■ Task goal ■
Copy, from the entries below, each line in which the string "bounding" appears.

■ Collected data ■
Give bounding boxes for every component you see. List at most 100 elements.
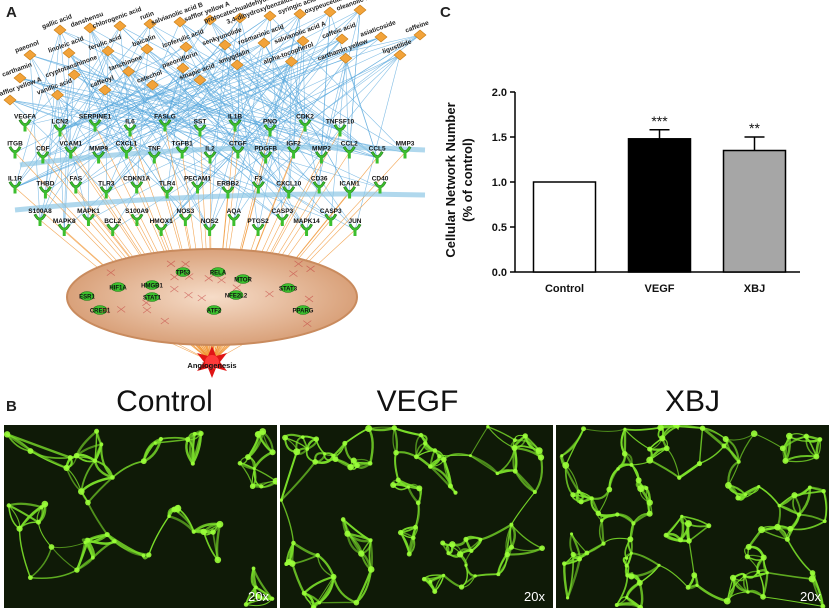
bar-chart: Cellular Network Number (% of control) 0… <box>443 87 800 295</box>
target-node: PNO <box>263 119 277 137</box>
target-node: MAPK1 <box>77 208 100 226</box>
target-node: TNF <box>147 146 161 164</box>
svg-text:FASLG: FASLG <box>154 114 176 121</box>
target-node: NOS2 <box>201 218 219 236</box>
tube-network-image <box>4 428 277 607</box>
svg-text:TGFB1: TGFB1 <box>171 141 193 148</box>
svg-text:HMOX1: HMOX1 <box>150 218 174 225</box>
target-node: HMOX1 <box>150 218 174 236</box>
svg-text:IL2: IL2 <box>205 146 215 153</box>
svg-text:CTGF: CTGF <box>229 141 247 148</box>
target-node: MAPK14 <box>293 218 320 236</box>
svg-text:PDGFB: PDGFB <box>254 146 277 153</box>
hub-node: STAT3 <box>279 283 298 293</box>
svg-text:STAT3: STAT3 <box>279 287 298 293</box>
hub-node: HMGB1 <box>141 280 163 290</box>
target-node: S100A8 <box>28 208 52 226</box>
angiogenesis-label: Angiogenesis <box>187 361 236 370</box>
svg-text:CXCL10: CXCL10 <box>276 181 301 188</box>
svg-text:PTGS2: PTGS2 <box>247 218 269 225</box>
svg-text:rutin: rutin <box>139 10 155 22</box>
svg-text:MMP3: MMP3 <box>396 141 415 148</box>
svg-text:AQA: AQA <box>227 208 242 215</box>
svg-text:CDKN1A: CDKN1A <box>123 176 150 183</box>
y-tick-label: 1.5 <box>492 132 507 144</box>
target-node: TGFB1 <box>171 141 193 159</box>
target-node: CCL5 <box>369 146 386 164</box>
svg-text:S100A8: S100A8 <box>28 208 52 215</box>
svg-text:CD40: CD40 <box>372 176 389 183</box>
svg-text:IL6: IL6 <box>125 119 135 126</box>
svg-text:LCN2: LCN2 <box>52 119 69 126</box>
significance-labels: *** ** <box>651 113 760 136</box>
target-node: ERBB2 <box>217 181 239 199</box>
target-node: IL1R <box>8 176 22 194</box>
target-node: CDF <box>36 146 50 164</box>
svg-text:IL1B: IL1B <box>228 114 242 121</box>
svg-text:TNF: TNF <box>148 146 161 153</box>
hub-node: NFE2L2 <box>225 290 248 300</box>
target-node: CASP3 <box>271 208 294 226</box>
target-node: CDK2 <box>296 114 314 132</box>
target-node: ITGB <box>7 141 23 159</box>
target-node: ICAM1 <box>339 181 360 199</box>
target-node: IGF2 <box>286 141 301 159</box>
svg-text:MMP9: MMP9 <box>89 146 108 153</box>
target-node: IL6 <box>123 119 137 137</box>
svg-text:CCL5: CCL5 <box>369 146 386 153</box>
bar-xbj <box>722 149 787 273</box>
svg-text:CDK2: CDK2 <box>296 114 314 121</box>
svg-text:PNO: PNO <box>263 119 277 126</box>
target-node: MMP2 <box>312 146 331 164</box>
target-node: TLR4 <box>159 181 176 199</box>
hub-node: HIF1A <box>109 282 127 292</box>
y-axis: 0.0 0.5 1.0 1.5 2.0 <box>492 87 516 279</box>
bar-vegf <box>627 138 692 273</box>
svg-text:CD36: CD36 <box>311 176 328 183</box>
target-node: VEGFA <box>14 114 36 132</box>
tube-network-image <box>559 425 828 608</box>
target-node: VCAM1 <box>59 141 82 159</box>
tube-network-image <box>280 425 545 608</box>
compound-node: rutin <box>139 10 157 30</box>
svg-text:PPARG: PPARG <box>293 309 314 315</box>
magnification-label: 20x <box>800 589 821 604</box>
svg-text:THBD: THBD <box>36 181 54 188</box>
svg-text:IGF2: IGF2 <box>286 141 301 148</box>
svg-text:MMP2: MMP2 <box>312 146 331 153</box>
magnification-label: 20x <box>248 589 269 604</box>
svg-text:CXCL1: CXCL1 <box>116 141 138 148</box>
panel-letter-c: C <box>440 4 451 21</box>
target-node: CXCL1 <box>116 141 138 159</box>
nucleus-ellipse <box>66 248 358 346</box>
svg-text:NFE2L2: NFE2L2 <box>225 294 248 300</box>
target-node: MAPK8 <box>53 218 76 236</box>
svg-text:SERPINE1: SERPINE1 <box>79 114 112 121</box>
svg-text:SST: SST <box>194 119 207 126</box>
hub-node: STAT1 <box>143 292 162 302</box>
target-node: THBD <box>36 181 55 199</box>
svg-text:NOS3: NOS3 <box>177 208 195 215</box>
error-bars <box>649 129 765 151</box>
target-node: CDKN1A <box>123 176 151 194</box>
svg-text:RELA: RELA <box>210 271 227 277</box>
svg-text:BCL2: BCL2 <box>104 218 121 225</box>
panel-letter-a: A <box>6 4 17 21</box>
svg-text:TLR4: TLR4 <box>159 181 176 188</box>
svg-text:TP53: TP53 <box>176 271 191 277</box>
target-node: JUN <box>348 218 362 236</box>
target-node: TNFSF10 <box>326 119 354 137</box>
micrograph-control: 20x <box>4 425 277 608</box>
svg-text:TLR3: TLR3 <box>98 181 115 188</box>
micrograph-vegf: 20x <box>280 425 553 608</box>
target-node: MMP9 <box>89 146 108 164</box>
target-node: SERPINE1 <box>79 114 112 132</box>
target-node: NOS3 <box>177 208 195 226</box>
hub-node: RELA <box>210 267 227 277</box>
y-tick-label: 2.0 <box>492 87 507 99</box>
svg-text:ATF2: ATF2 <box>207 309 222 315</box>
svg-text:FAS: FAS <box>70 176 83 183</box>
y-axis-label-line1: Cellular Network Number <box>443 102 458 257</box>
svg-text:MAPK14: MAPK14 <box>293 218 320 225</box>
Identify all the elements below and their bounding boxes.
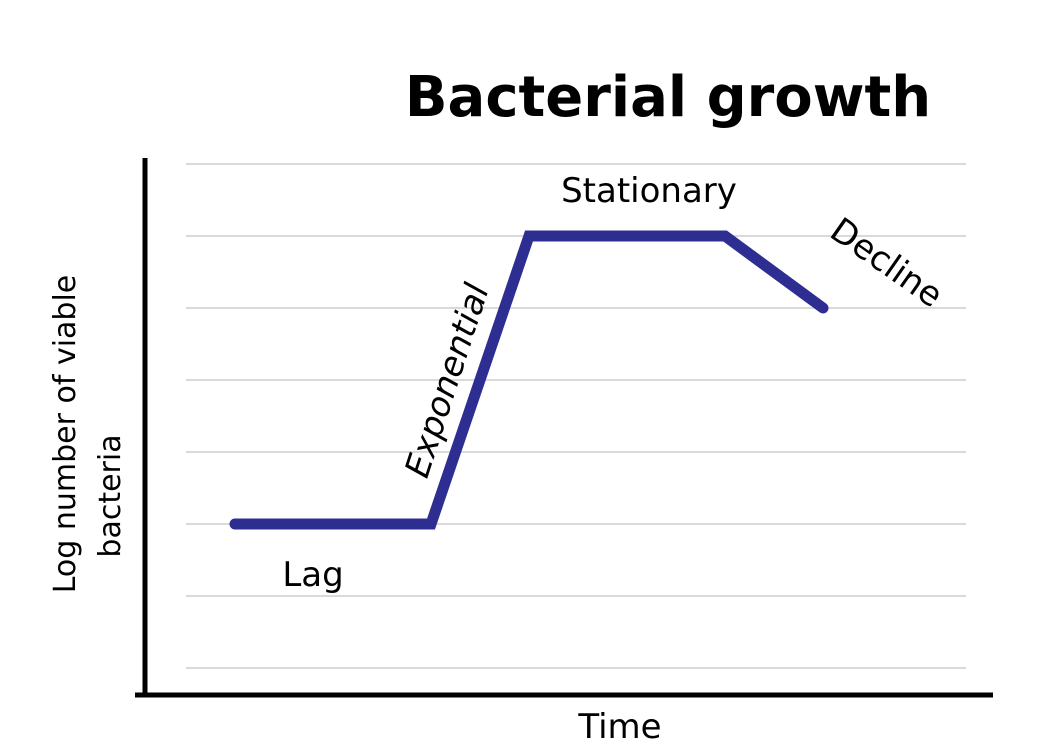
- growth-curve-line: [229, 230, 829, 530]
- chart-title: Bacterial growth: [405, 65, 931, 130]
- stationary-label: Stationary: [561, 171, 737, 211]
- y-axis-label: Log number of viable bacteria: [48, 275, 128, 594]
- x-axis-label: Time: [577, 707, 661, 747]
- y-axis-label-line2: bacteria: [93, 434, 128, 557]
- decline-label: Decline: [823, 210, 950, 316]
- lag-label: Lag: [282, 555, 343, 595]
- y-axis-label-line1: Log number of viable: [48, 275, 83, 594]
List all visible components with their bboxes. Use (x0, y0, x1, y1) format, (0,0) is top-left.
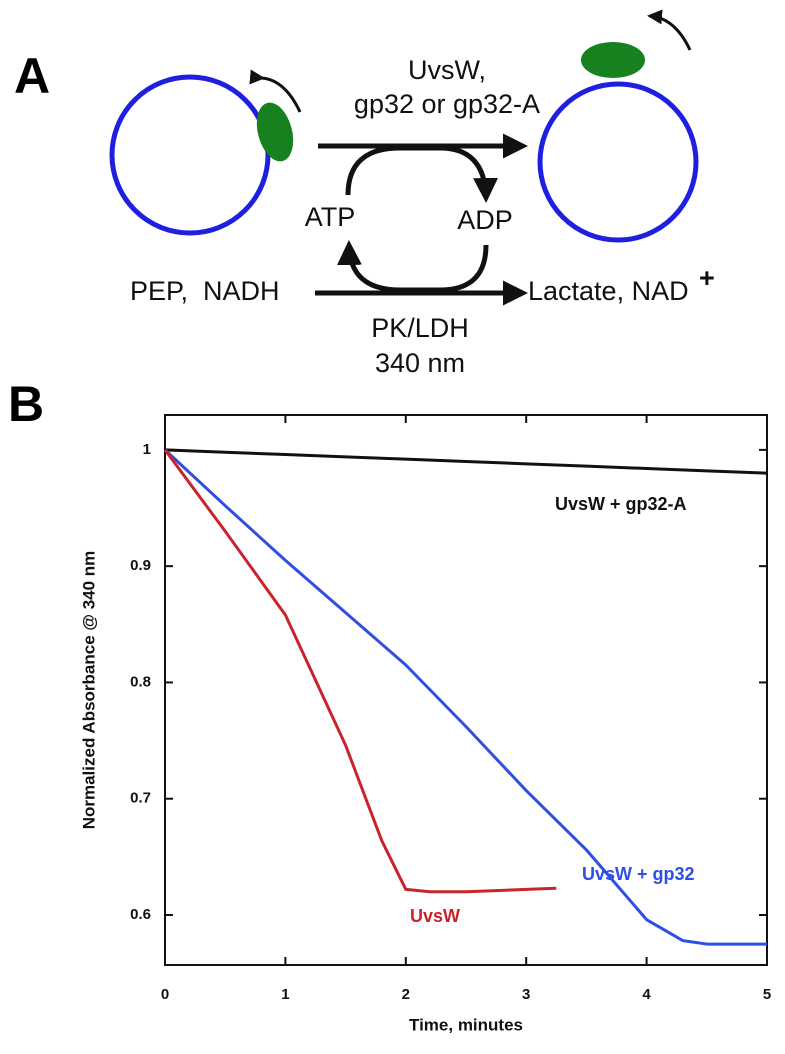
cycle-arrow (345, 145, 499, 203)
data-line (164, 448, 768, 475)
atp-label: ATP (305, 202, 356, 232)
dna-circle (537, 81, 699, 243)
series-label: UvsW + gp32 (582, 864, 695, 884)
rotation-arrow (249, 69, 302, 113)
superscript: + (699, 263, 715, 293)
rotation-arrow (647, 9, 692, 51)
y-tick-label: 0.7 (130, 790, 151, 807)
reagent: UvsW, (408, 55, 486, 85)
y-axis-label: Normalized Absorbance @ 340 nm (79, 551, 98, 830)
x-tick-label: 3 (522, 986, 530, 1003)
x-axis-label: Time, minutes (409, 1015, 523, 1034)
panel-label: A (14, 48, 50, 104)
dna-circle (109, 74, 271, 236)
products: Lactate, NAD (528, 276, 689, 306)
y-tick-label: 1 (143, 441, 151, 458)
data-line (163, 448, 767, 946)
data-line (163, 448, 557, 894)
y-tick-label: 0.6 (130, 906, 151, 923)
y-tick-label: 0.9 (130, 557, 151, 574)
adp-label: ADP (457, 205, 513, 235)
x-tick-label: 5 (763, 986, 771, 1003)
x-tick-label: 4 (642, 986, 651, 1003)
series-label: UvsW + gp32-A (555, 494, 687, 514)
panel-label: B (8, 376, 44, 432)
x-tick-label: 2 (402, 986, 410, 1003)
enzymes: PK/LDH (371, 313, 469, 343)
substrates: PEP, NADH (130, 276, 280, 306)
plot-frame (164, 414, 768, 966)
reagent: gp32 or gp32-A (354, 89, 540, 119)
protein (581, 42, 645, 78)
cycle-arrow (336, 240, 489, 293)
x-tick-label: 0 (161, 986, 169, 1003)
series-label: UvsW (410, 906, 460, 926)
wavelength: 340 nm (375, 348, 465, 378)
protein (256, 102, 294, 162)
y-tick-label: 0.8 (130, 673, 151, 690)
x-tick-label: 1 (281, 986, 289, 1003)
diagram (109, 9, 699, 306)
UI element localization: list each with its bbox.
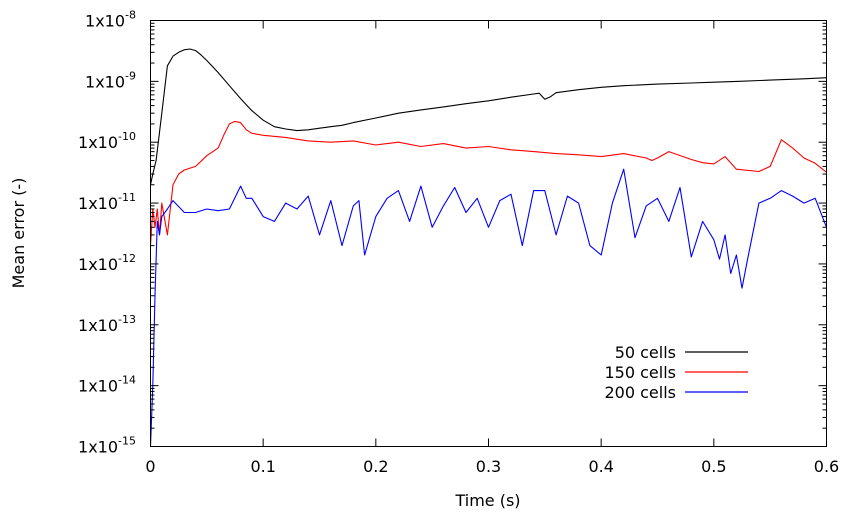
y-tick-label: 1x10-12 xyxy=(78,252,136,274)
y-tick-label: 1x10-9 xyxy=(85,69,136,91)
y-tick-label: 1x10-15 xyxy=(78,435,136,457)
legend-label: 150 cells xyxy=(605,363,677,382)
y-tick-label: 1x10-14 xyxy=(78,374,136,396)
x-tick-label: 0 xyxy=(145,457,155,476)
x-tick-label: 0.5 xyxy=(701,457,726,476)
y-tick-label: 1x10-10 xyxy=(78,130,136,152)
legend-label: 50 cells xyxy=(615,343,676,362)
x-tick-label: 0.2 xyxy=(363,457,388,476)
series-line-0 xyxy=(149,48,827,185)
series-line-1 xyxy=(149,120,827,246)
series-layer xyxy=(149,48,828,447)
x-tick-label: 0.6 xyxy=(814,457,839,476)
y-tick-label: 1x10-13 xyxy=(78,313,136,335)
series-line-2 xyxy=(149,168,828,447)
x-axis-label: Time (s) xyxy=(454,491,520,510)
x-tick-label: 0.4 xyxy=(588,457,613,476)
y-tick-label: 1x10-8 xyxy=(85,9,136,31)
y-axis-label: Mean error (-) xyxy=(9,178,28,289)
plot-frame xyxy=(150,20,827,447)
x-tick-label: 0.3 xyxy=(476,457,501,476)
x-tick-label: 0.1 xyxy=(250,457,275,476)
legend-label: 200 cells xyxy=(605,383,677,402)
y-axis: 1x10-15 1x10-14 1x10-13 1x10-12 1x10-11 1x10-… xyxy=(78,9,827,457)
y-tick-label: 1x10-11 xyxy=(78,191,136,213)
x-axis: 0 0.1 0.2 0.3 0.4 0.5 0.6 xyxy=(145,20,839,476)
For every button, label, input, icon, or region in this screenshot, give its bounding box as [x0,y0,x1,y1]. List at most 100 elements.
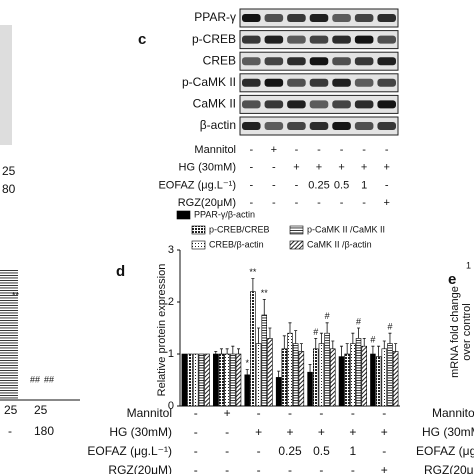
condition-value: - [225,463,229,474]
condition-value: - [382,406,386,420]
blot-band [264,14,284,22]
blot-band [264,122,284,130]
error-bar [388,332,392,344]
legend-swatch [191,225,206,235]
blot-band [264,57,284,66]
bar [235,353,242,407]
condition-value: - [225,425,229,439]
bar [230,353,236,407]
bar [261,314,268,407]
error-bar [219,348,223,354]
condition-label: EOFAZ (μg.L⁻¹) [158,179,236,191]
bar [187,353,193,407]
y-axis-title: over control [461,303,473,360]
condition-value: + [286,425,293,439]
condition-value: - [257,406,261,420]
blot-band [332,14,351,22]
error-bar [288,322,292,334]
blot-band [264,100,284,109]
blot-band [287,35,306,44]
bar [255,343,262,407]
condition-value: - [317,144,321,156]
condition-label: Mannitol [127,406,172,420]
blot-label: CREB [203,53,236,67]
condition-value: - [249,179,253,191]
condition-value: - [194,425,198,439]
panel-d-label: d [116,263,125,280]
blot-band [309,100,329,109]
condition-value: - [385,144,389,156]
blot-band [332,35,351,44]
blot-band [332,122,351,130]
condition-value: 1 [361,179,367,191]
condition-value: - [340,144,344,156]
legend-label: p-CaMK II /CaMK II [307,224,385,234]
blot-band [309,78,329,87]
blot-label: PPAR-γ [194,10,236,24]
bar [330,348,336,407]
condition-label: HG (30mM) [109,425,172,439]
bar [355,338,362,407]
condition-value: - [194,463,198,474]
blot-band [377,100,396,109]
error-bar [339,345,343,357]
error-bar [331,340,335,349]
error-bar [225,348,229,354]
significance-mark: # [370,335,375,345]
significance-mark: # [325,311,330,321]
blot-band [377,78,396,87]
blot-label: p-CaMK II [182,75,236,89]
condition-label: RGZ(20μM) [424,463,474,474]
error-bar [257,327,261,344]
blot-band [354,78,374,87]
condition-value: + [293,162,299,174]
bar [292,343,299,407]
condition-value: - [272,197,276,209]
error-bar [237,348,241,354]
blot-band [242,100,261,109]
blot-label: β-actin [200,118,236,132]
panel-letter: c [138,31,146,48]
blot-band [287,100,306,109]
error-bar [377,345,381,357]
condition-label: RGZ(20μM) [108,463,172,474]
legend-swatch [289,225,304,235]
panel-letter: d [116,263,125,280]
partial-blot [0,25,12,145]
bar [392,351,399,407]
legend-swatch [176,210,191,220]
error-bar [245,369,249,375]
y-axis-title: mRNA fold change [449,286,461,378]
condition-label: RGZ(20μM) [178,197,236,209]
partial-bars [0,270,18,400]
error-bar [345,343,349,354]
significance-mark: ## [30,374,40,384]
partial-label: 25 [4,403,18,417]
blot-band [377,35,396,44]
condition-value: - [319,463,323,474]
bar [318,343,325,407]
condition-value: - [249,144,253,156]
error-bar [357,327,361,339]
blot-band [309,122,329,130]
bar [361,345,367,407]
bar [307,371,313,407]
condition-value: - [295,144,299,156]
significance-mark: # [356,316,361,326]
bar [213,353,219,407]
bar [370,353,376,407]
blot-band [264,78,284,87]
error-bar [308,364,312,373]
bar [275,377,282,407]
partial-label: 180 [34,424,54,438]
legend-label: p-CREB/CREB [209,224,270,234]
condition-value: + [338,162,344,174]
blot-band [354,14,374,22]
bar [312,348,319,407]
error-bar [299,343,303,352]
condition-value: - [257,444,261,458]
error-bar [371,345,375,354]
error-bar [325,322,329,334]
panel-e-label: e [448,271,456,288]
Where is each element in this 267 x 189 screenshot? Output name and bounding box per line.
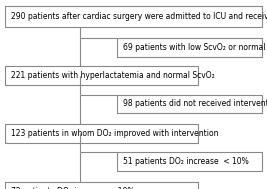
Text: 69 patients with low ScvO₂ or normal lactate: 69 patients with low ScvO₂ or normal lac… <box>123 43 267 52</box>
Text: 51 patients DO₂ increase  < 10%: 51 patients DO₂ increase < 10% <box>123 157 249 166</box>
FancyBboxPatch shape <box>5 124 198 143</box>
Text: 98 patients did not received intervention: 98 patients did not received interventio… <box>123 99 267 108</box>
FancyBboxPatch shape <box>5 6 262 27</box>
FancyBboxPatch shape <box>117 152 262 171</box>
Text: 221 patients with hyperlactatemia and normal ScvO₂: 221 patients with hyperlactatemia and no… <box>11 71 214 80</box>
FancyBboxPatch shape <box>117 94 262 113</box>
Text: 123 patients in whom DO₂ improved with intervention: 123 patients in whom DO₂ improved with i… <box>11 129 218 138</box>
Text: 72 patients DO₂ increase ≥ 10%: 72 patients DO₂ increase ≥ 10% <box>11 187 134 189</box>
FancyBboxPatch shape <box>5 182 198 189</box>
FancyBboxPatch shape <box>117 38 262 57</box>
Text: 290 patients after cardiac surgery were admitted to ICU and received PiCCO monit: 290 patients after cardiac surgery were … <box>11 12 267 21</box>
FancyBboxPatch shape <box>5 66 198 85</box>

■ Output for this task ■
Give bounding boxes for every component you see. List at most 100 elements.
Identify all the elements below and their bounding boxes.
For every button, label, input, icon, or region in this screenshot, give its bounding box as [x0,y0,x1,y1]. List at most 100 elements.
Where is each element in this 267 x 189 screenshot? Output name and bounding box per line.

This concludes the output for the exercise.